* _Written exercise_
Copy nothing but the text: reproduce each line of the listing exactly and leave the pictures out.

* _Stored data_
########################################

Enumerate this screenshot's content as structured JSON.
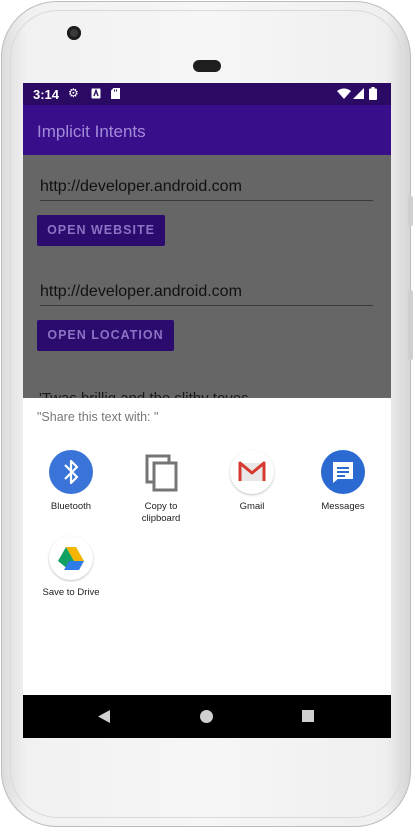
{
  "status_bar": {
    "time": "3:14"
  },
  "app": {
    "title": "Implicit Intents"
  },
  "fields": {
    "website_url": "http://developer.android.com",
    "location_url": "http://developer.android.com"
  },
  "buttons": {
    "open_website": "OPEN WEBSITE",
    "open_location": "OPEN LOCATION"
  },
  "partial_text": "'Twas brillig and the slithy toves",
  "share_sheet": {
    "title": "\"Share this text with: \"",
    "targets": [
      {
        "label": "Bluetooth",
        "icon": "bluetooth-icon"
      },
      {
        "label": "Copy to clipboard",
        "icon": "copy-icon"
      },
      {
        "label": "Gmail",
        "icon": "gmail-icon"
      },
      {
        "label": "Messages",
        "icon": "messages-icon"
      },
      {
        "label": "Save to Drive",
        "icon": "drive-icon"
      }
    ]
  },
  "colors": {
    "status_bar": "#2a0a63",
    "app_bar": "#380e8a",
    "button": "#2c0b6e",
    "scrim": "#666666"
  }
}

########################################

* _Complete output_
Enumerate this screenshot's content as structured JSON.
{
  "status_bar": {
    "time": "3:14"
  },
  "app": {
    "title": "Implicit Intents"
  },
  "fields": {
    "website_url": "http://developer.android.com",
    "location_url": "http://developer.android.com"
  },
  "buttons": {
    "open_website": "OPEN WEBSITE",
    "open_location": "OPEN LOCATION"
  },
  "partial_text": "'Twas brillig and the slithy toves",
  "share_sheet": {
    "title": "\"Share this text with: \"",
    "targets": [
      {
        "label": "Bluetooth",
        "icon": "bluetooth-icon"
      },
      {
        "label": "Copy to clipboard",
        "icon": "copy-icon"
      },
      {
        "label": "Gmail",
        "icon": "gmail-icon"
      },
      {
        "label": "Messages",
        "icon": "messages-icon"
      },
      {
        "label": "Save to Drive",
        "icon": "drive-icon"
      }
    ]
  },
  "colors": {
    "status_bar": "#2a0a63",
    "app_bar": "#380e8a",
    "button": "#2c0b6e",
    "scrim": "#666666"
  }
}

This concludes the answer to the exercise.